Stated task>
Lines that hold the string "name" are to be counted; give only their number.

Dataset rows about figures>
⁂

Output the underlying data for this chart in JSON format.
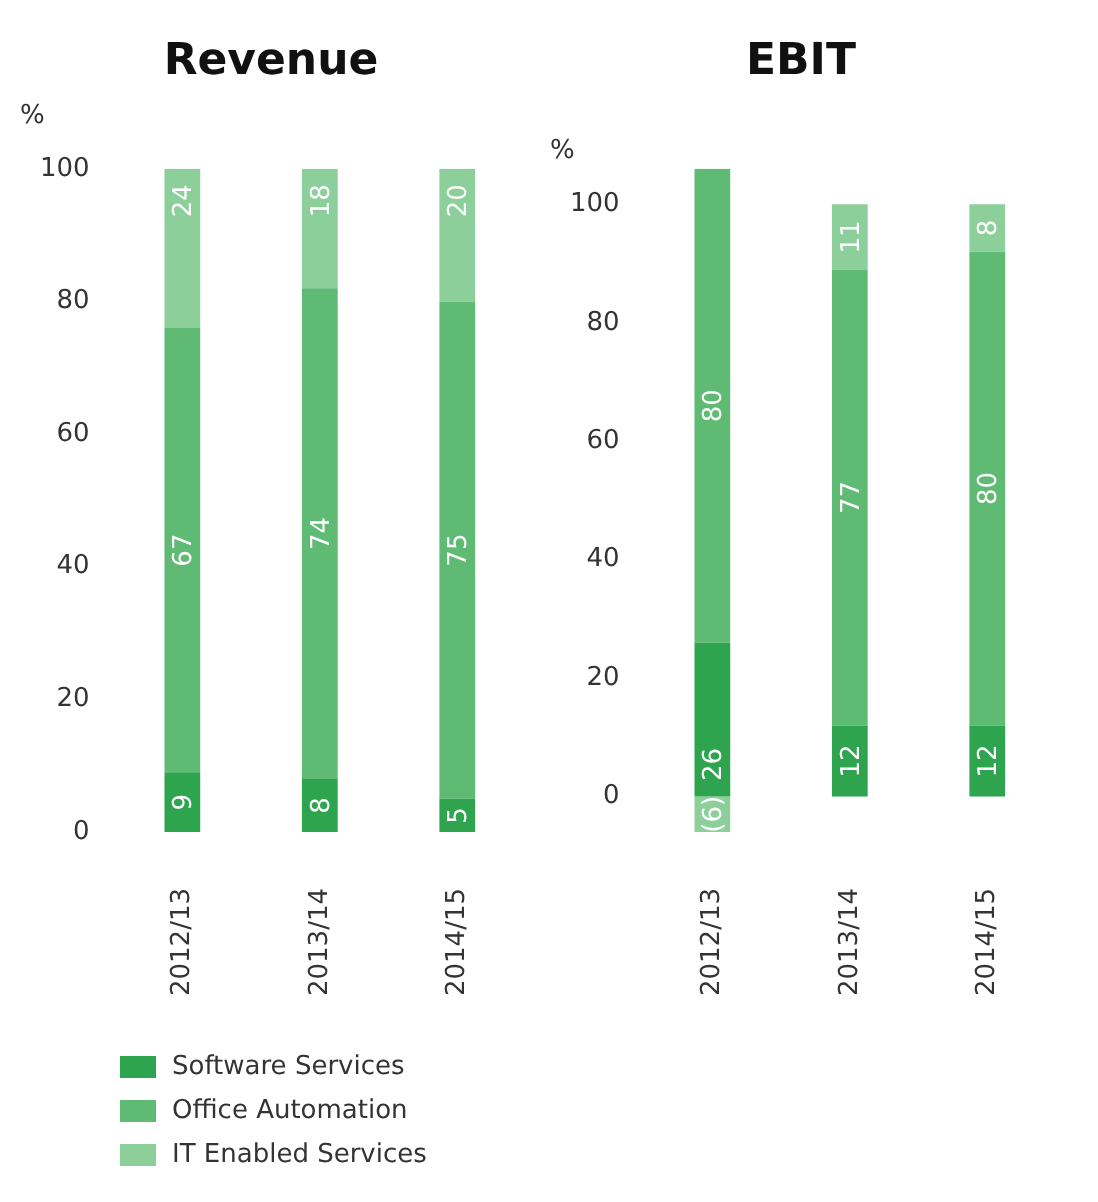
{
  "chart_data": [
    {
      "type": "bar",
      "title": "Revenue",
      "ylabel": "%",
      "categories": [
        "2012/13",
        "2013/14",
        "2014/15"
      ],
      "stacked": true,
      "ylim": [
        0,
        100
      ],
      "yticks": [
        0,
        20,
        40,
        60,
        80,
        100
      ],
      "legend": "bottom",
      "series": [
        {
          "name": "Software Services",
          "color": "#2ea44f",
          "values": [
            9,
            8,
            5
          ],
          "value_labels": [
            "9",
            "8",
            "5"
          ]
        },
        {
          "name": "Office Automation",
          "color": "#5fba74",
          "values": [
            67,
            74,
            75
          ],
          "value_labels": [
            "67",
            "74",
            "75"
          ]
        },
        {
          "name": "IT Enabled Services",
          "color": "#8ccf9a",
          "values": [
            24,
            18,
            20
          ],
          "value_labels": [
            "24",
            "18",
            "20"
          ]
        }
      ]
    },
    {
      "type": "bar",
      "title": "EBIT",
      "ylabel": "%",
      "categories": [
        "2012/13",
        "2013/14",
        "2014/15"
      ],
      "stacked": true,
      "ylim": [
        -6,
        106
      ],
      "yticks": [
        0,
        20,
        40,
        60,
        80,
        100
      ],
      "series": [
        {
          "color": "#2ea44f",
          "values": [
            26,
            12,
            12
          ],
          "value_labels": [
            "26",
            "12",
            "12"
          ]
        },
        {
          "color": "#5fba74",
          "values": [
            80,
            77,
            80
          ],
          "value_labels": [
            "80",
            "77",
            "80"
          ]
        },
        {
          "color": "#8ccf9a",
          "values": [
            -6,
            11,
            8
          ],
          "value_labels": [
            "(6)",
            "11",
            "8"
          ]
        }
      ]
    }
  ]
}
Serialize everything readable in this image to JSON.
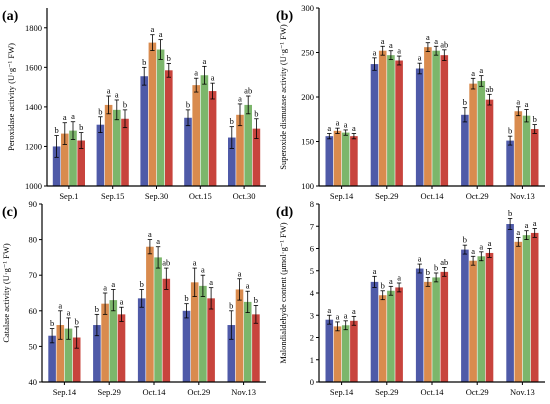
{
  "colors": {
    "series": [
      "#4f5aa8",
      "#d98b4e",
      "#7cb66b",
      "#c8443d"
    ],
    "axis": "#000000",
    "error_bar": "#000000"
  },
  "chart_data": [
    {
      "id": "a",
      "panel_label": "(a)",
      "type": "bar",
      "ylabel": "Peroxidase activity  (U·g⁻¹ FW)",
      "xlabel": "",
      "ylim": [
        1000,
        1900
      ],
      "yticks": [
        1000,
        1200,
        1400,
        1600,
        1800
      ],
      "grid": false,
      "legend": "none",
      "categories": [
        "Sep.1",
        "Sep.15",
        "Sep.30",
        "Oct.15",
        "Oct.30"
      ],
      "series": [
        {
          "values": [
            1200,
            1310,
            1555,
            1345,
            1245
          ],
          "errors": [
            55,
            40,
            45,
            40,
            55
          ],
          "letters": [
            "b",
            "b",
            "b",
            "b",
            "b"
          ]
        },
        {
          "values": [
            1265,
            1410,
            1725,
            1510,
            1360
          ],
          "errors": [
            55,
            45,
            40,
            35,
            55
          ],
          "letters": [
            "a",
            "a",
            "a",
            "a",
            "a"
          ]
        },
        {
          "values": [
            1280,
            1385,
            1690,
            1560,
            1410
          ],
          "errors": [
            45,
            50,
            50,
            45,
            45
          ],
          "letters": [
            "a",
            "a",
            "a",
            "a",
            "ab"
          ]
        },
        {
          "values": [
            1230,
            1340,
            1585,
            1480,
            1290
          ],
          "errors": [
            40,
            45,
            35,
            40,
            50
          ],
          "letters": [
            "b",
            "b",
            "b",
            "a",
            "b"
          ]
        }
      ]
    },
    {
      "id": "b",
      "panel_label": "(b)",
      "type": "bar",
      "ylabel": "Superoxide dismutase activity  (U·g⁻¹ FW)",
      "xlabel": "",
      "ylim": [
        100,
        300
      ],
      "yticks": [
        100,
        150,
        200,
        250,
        300
      ],
      "grid": false,
      "legend": "none",
      "categories": [
        "Sep.14",
        "Sep.29",
        "Oct.14",
        "Oct.29",
        "Nov.13"
      ],
      "series": [
        {
          "values": [
            156,
            237,
            232,
            180,
            151
          ],
          "errors": [
            3,
            7,
            6,
            8,
            5
          ],
          "letters": [
            "a",
            "a",
            "a",
            "b",
            "b"
          ]
        },
        {
          "values": [
            162,
            252,
            256,
            215,
            184
          ],
          "errors": [
            3,
            5,
            5,
            6,
            5
          ],
          "letters": [
            "a",
            "a",
            "a",
            "a",
            "a"
          ]
        },
        {
          "values": [
            160,
            247,
            252,
            218,
            179
          ],
          "errors": [
            3,
            5,
            5,
            6,
            7
          ],
          "letters": [
            "a",
            "a",
            "a",
            "a",
            "a"
          ]
        },
        {
          "values": [
            156,
            241,
            247,
            197,
            164
          ],
          "errors": [
            3,
            5,
            6,
            6,
            5
          ],
          "letters": [
            "a",
            "a",
            "ab",
            "ab",
            "b"
          ]
        }
      ]
    },
    {
      "id": "c",
      "panel_label": "(c)",
      "type": "bar",
      "ylabel": "Catalase activity  (U·g⁻¹ FW)",
      "xlabel": "",
      "ylim": [
        40,
        90
      ],
      "yticks": [
        40,
        50,
        60,
        70,
        80,
        90
      ],
      "grid": false,
      "legend": "none",
      "categories": [
        "Sep.14",
        "Sep.29",
        "Oct.14",
        "Oct.29",
        "Nov.13"
      ],
      "series": [
        {
          "values": [
            53,
            56,
            63.5,
            60,
            56
          ],
          "errors": [
            2,
            3,
            2.5,
            2,
            4
          ],
          "letters": [
            "b",
            "b",
            "b",
            "b",
            "b"
          ]
        },
        {
          "values": [
            56,
            62,
            78,
            68,
            66
          ],
          "errors": [
            4,
            3,
            2,
            4,
            3
          ],
          "letters": [
            "a",
            "a",
            "a",
            "a",
            "a"
          ]
        },
        {
          "values": [
            55,
            63,
            75,
            67,
            62.5
          ],
          "errors": [
            3,
            3,
            3,
            3,
            3
          ],
          "letters": [
            "a",
            "a",
            "a",
            "a",
            "a"
          ]
        },
        {
          "values": [
            52.5,
            59,
            69,
            63.5,
            59
          ],
          "errors": [
            3,
            2,
            3,
            3,
            2.5
          ],
          "letters": [
            "b",
            "a",
            "ab",
            "a",
            "b"
          ]
        }
      ]
    },
    {
      "id": "d",
      "panel_label": "(d)",
      "type": "bar",
      "ylabel": "Malondialdehyde content (μmol·g⁻¹ FW)",
      "xlabel": "",
      "ylim": [
        0,
        8
      ],
      "yticks": [
        0,
        1,
        2,
        3,
        4,
        5,
        6,
        7,
        8
      ],
      "grid": false,
      "legend": "none",
      "categories": [
        "Sep.14",
        "Sep.29",
        "Oct.14",
        "Oct.29",
        "Nov.13"
      ],
      "series": [
        {
          "values": [
            2.8,
            4.5,
            5.1,
            5.95,
            7.1
          ],
          "errors": [
            0.2,
            0.25,
            0.2,
            0.2,
            0.25
          ],
          "letters": [
            "a",
            "a",
            "a",
            "b",
            "b"
          ]
        },
        {
          "values": [
            2.5,
            3.9,
            4.5,
            5.45,
            6.3
          ],
          "errors": [
            0.2,
            0.2,
            0.2,
            0.2,
            0.2
          ],
          "letters": [
            "a",
            "b",
            "b",
            "a",
            "a"
          ]
        },
        {
          "values": [
            2.55,
            4.1,
            4.7,
            5.65,
            6.6
          ],
          "errors": [
            0.2,
            0.2,
            0.2,
            0.2,
            0.2
          ],
          "letters": [
            "a",
            "a",
            "b",
            "a",
            "a"
          ]
        },
        {
          "values": [
            2.75,
            4.25,
            4.95,
            5.8,
            6.7
          ],
          "errors": [
            0.2,
            0.2,
            0.2,
            0.2,
            0.2
          ],
          "letters": [
            "a",
            "a",
            "ab",
            "a",
            "a"
          ]
        }
      ]
    }
  ]
}
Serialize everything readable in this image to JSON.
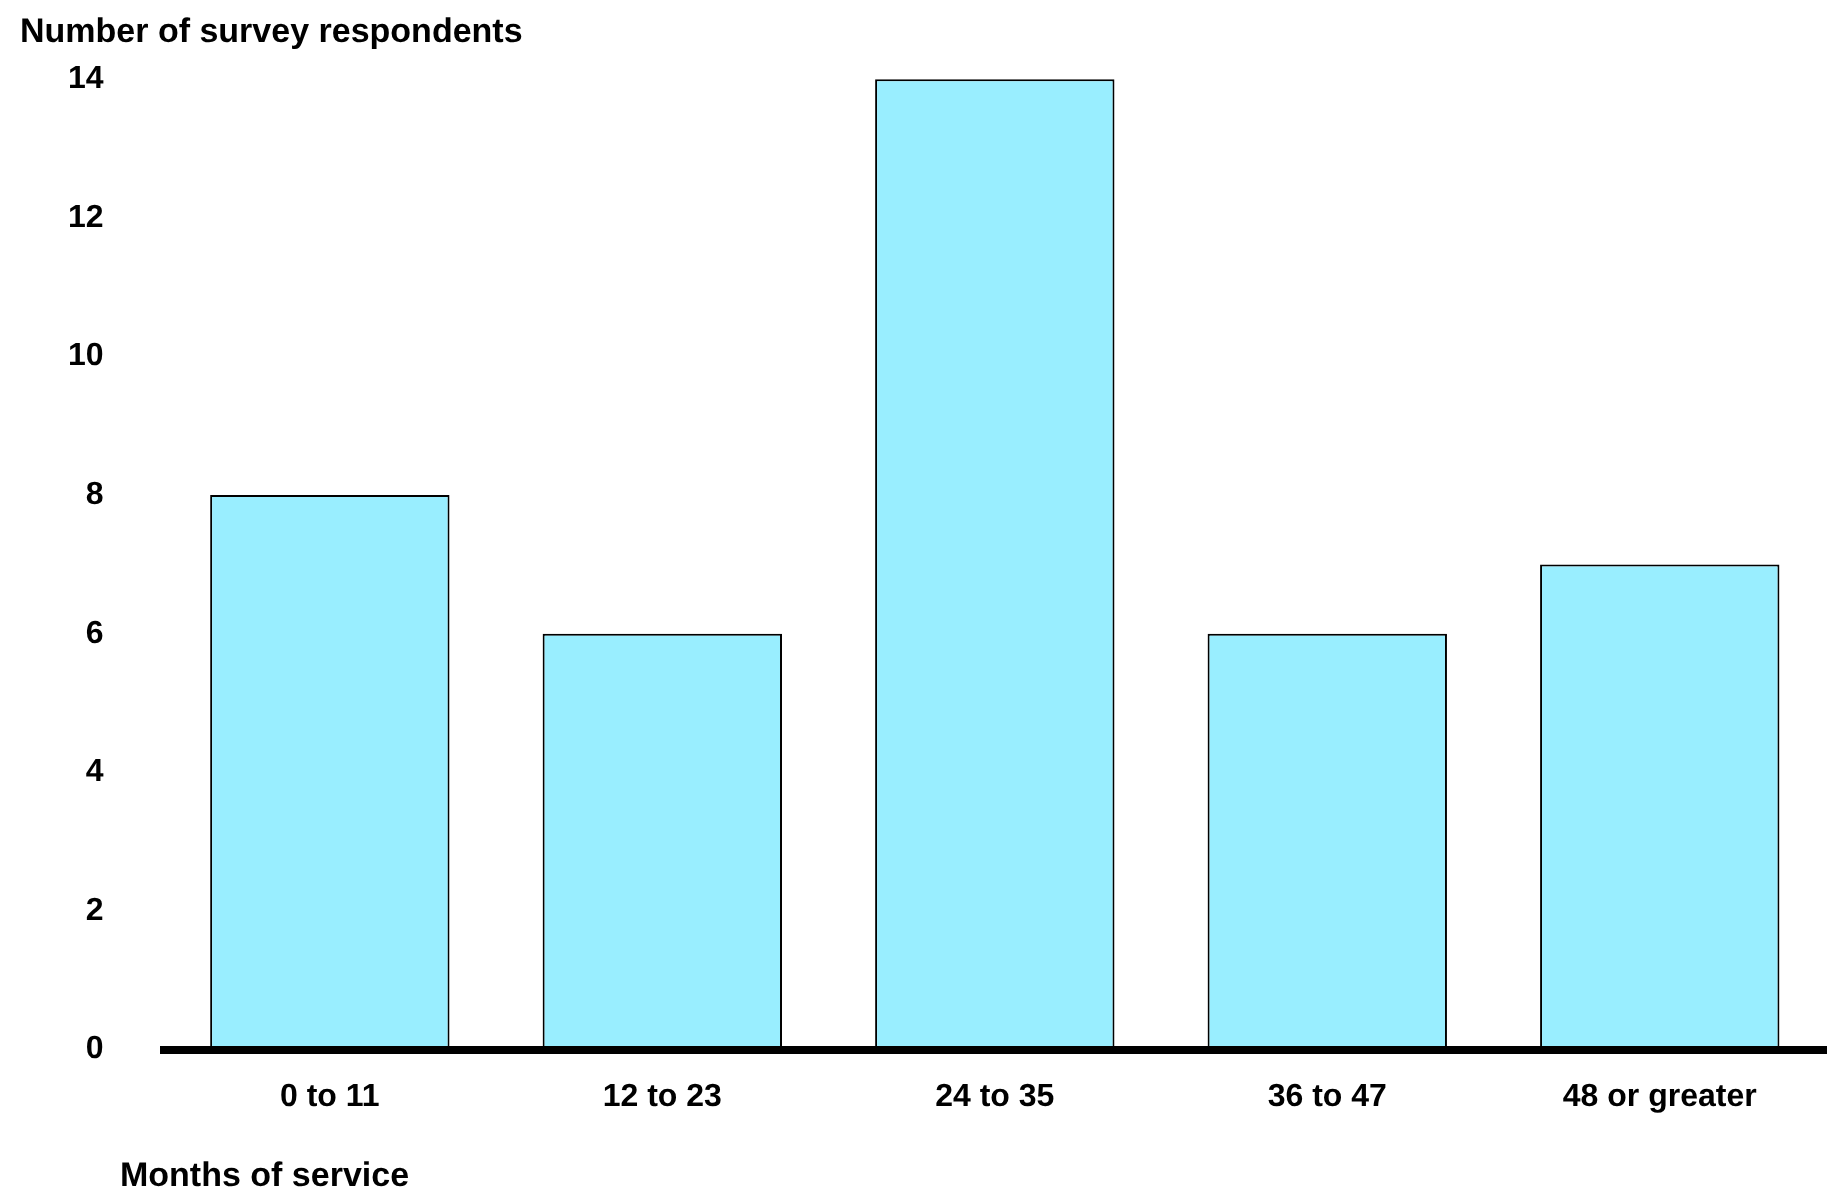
{
  "chart_data": {
    "type": "bar",
    "ylabel": "Number of survey respondents",
    "xlabel": "Months of service",
    "categories": [
      "0 to 11",
      "12 to 23",
      "24 to 35",
      "36 to 47",
      "48 or greater"
    ],
    "values": [
      8,
      6,
      14,
      6,
      7
    ],
    "color": "#99eeff",
    "ylim": [
      0,
      14
    ],
    "yticks": [
      0,
      2,
      4,
      6,
      8,
      10,
      12,
      14
    ],
    "grid": false,
    "legend": false
  }
}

⁂

Complete response>
3